Wherever the word "JSON" appears in a line, copy that line.
---
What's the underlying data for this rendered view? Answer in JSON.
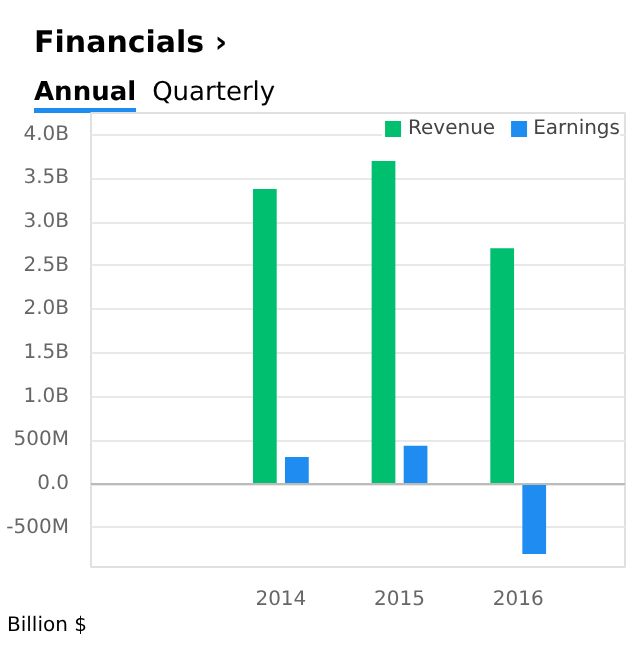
{
  "chart_data": {
    "type": "bar",
    "title": "Financials ›",
    "annotations": [
      "Annual",
      "Quarterly",
      "Billion $"
    ],
    "categories": [
      "2014",
      "2015",
      "2016"
    ],
    "series": [
      {
        "name": "Revenue",
        "color": "#00bf6f",
        "values": [
          3380000000,
          3700000000,
          2700000000
        ]
      },
      {
        "name": "Earnings",
        "color": "#1e8cf0",
        "values": [
          310000000,
          440000000,
          -800000000
        ]
      }
    ],
    "ylim": [
      -950000000,
      4250000000
    ],
    "yticks": [
      {
        "value": -500000000,
        "label": "-500M"
      },
      {
        "value": 0,
        "label": "0.0"
      },
      {
        "value": 500000000,
        "label": "500M"
      },
      {
        "value": 1000000000,
        "label": "1.0B"
      },
      {
        "value": 1500000000,
        "label": "1.5B"
      },
      {
        "value": 2000000000,
        "label": "2.0B"
      },
      {
        "value": 2500000000,
        "label": "2.5B"
      },
      {
        "value": 3000000000,
        "label": "3.0B"
      },
      {
        "value": 3500000000,
        "label": "3.5B"
      },
      {
        "value": 4000000000,
        "label": "4.0B"
      }
    ],
    "grid": "y",
    "legend": "top right"
  }
}
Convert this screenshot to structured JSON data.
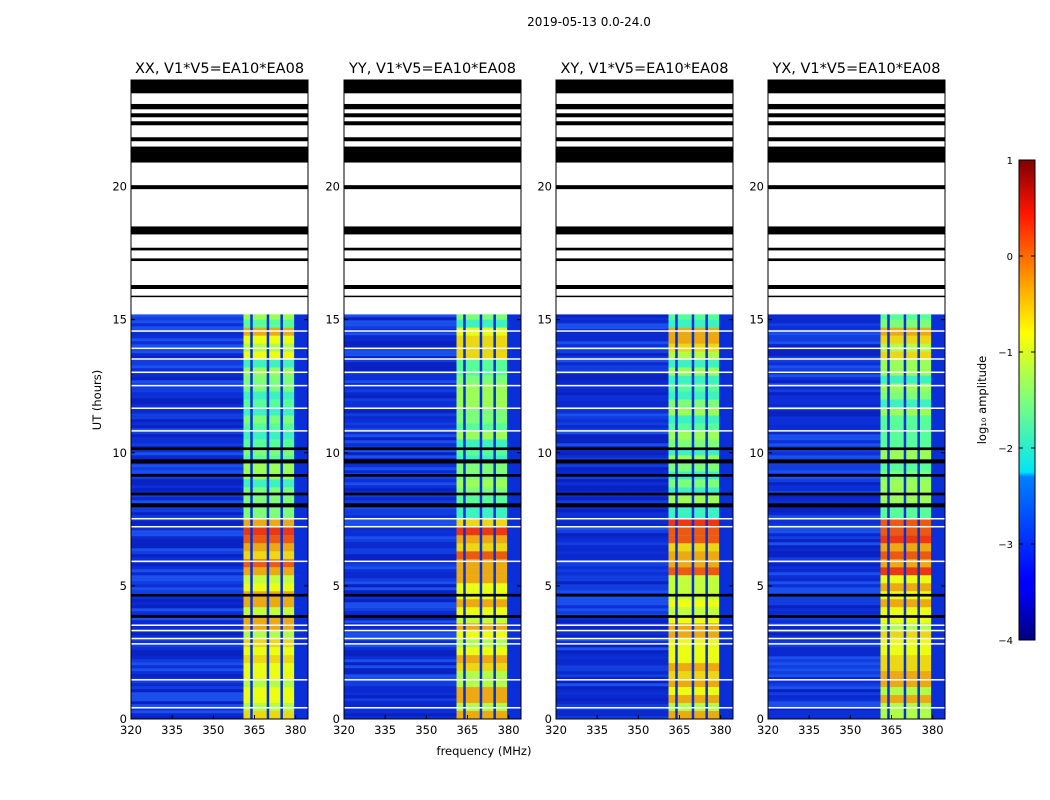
{
  "chart_data": {
    "type": "heatmap",
    "suptitle": "2019-05-13 0.0-24.0",
    "xlabel": "frequency (MHz)",
    "ylabel": "UT (hours)",
    "xlim": [
      320,
      384.5
    ],
    "ylim": [
      0,
      24
    ],
    "xticks": [
      "320",
      "335",
      "350",
      "365",
      "380"
    ],
    "yticks": [
      "0",
      "5",
      "10",
      "15",
      "20"
    ],
    "panels": [
      {
        "title": "XX, V1*V5=EA10*EA08"
      },
      {
        "title": "YY, V1*V5=EA10*EA08"
      },
      {
        "title": "XY, V1*V5=EA10*EA08"
      },
      {
        "title": "YX, V1*V5=EA10*EA08"
      }
    ],
    "colorbar": {
      "label": "log₁₀ amplitude",
      "range": [
        -4,
        1
      ],
      "ticks": [
        "1",
        "0",
        "−1",
        "−2",
        "−3",
        "−4"
      ]
    },
    "signal_band_mhz": [
      361,
      380
    ],
    "signal_channels_mhz": [
      364,
      370,
      375,
      380
    ],
    "flagged_black_hours": [
      [
        23.5,
        24
      ],
      [
        22.9,
        23.1
      ],
      [
        22.6,
        22.75
      ],
      [
        22.3,
        22.45
      ],
      [
        21.7,
        21.85
      ],
      [
        20.9,
        21.5
      ],
      [
        19.9,
        20.05
      ],
      [
        18.2,
        18.5
      ],
      [
        17.6,
        17.7
      ],
      [
        17.2,
        17.3
      ],
      [
        16.15,
        16.3
      ],
      [
        15.85,
        15.9
      ],
      [
        10.1,
        10.2
      ],
      [
        9.6,
        9.75
      ],
      [
        9.1,
        9.2
      ],
      [
        8.4,
        8.5
      ],
      [
        7.95,
        8.1
      ],
      [
        4.6,
        4.7
      ],
      [
        3.8,
        3.9
      ]
    ],
    "gap_white_hours": [
      [
        23.1,
        23.5
      ],
      [
        22.75,
        22.9
      ],
      [
        22.45,
        22.6
      ],
      [
        21.85,
        22.3
      ],
      [
        21.5,
        21.7
      ],
      [
        20.05,
        20.9
      ],
      [
        18.5,
        19.9
      ],
      [
        17.7,
        18.2
      ],
      [
        17.3,
        17.6
      ],
      [
        16.3,
        17.2
      ],
      [
        15.9,
        16.15
      ],
      [
        15.2,
        15.85
      ],
      [
        14.55,
        14.6
      ],
      [
        13.9,
        13.95
      ],
      [
        13.5,
        13.55
      ],
      [
        13.0,
        13.05
      ],
      [
        12.5,
        12.55
      ],
      [
        11.65,
        11.7
      ],
      [
        10.8,
        10.85
      ],
      [
        7.5,
        7.55
      ],
      [
        7.2,
        7.25
      ],
      [
        5.9,
        5.95
      ],
      [
        3.5,
        3.55
      ],
      [
        3.3,
        3.35
      ],
      [
        3.0,
        3.05
      ],
      [
        2.8,
        2.85
      ],
      [
        1.45,
        1.5
      ],
      [
        0.4,
        0.45
      ]
    ]
  }
}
---
#### Complete output:
What's the underlying data for this rendered view? Answer in JSON.
Convert this screenshot to structured JSON data.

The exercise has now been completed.